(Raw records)
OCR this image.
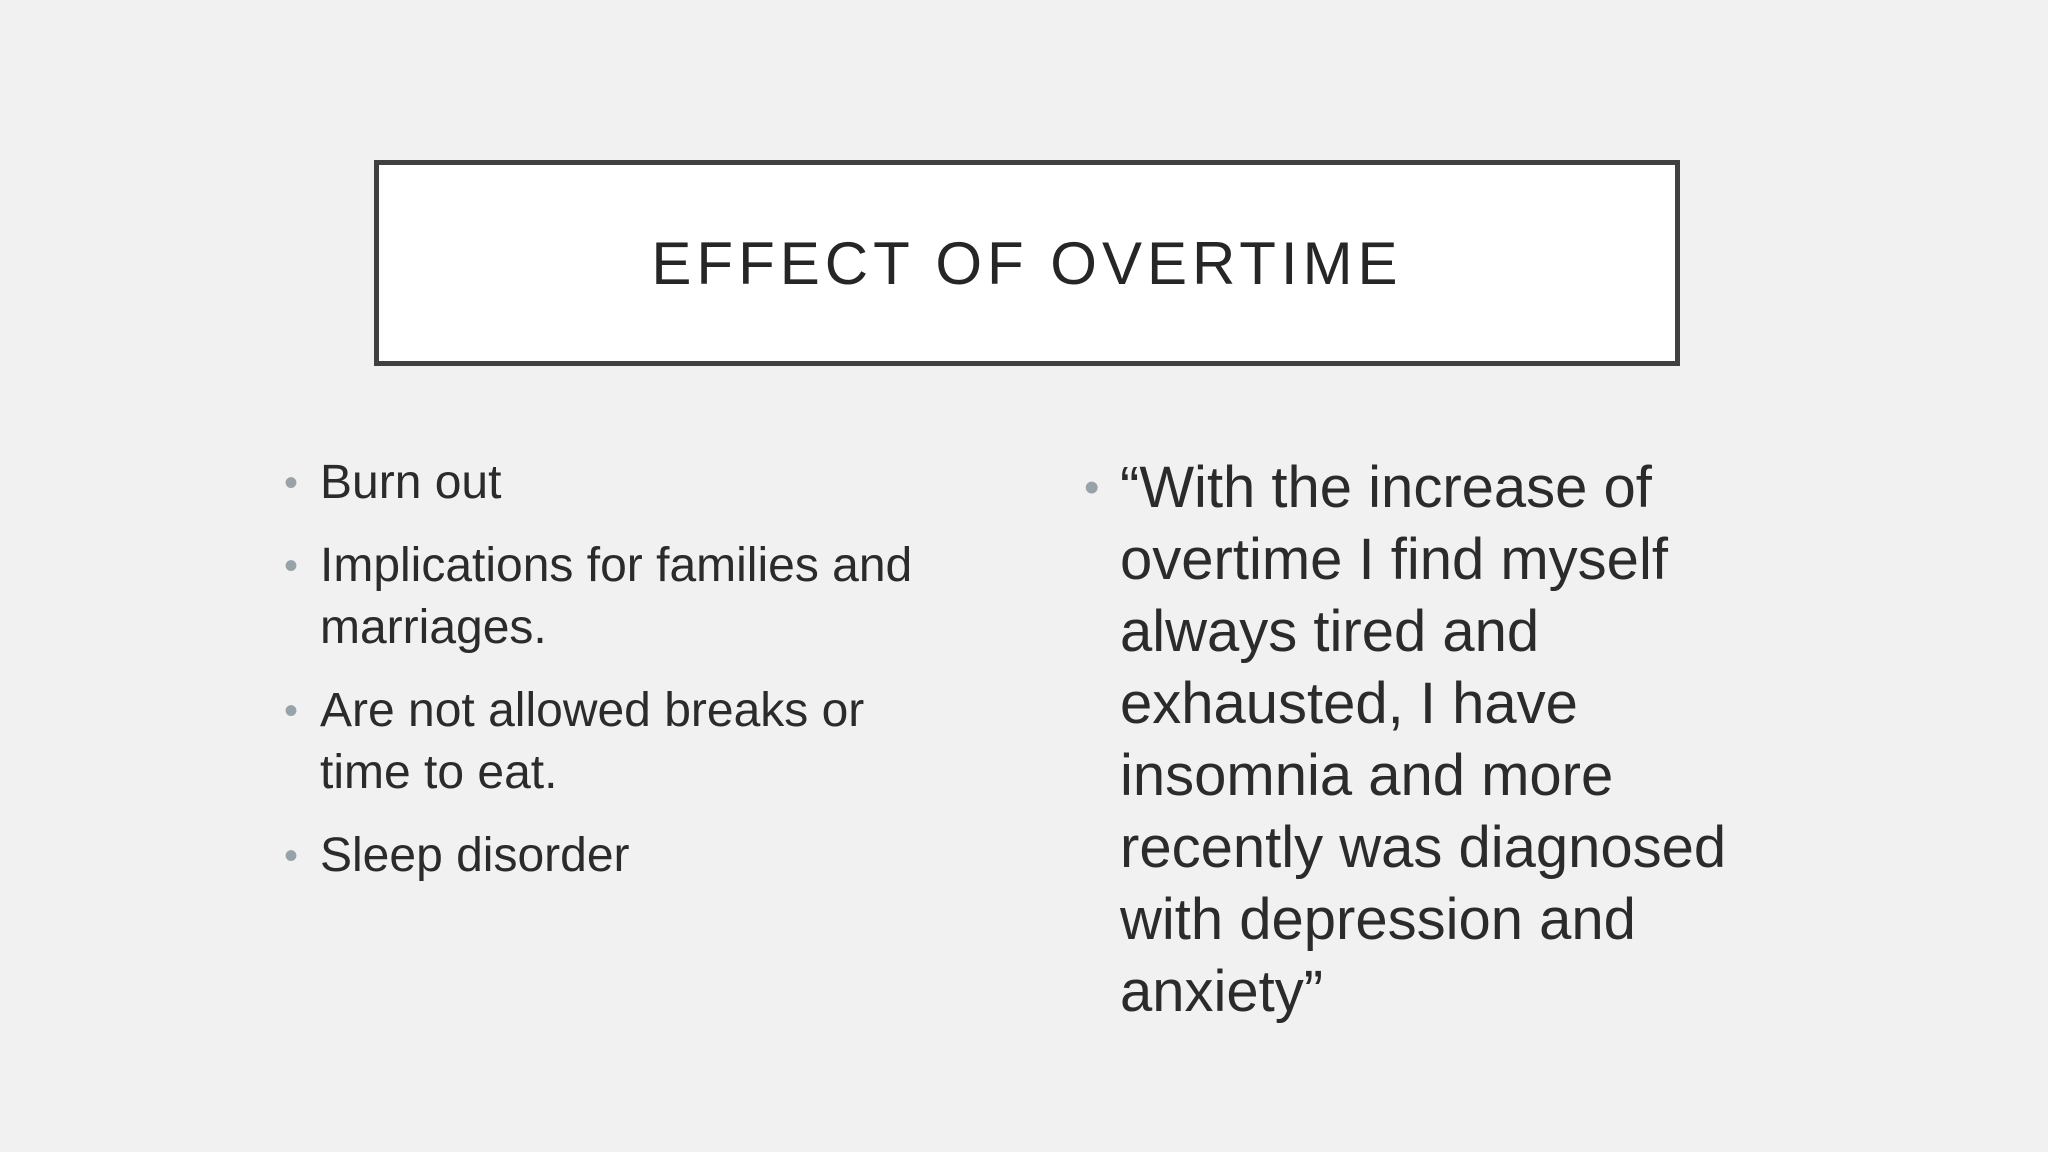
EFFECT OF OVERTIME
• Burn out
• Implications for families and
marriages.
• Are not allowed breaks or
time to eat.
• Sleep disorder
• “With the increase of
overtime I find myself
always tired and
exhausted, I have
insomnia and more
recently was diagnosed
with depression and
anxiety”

• [The task]:
Reproduce the material in its entirety and word for word, without the pictures.

• [Solution for this task]:
OCR this image.
EFFECT OF OVERTIME
• Burn out
• Implications for families and
marriages.
• Are not allowed breaks or
time to eat.
• Sleep disorder
• “With the increase of
overtime I find myself
always tired and
exhausted, I have
insomnia and more
recently was diagnosed
with depression and
anxiety”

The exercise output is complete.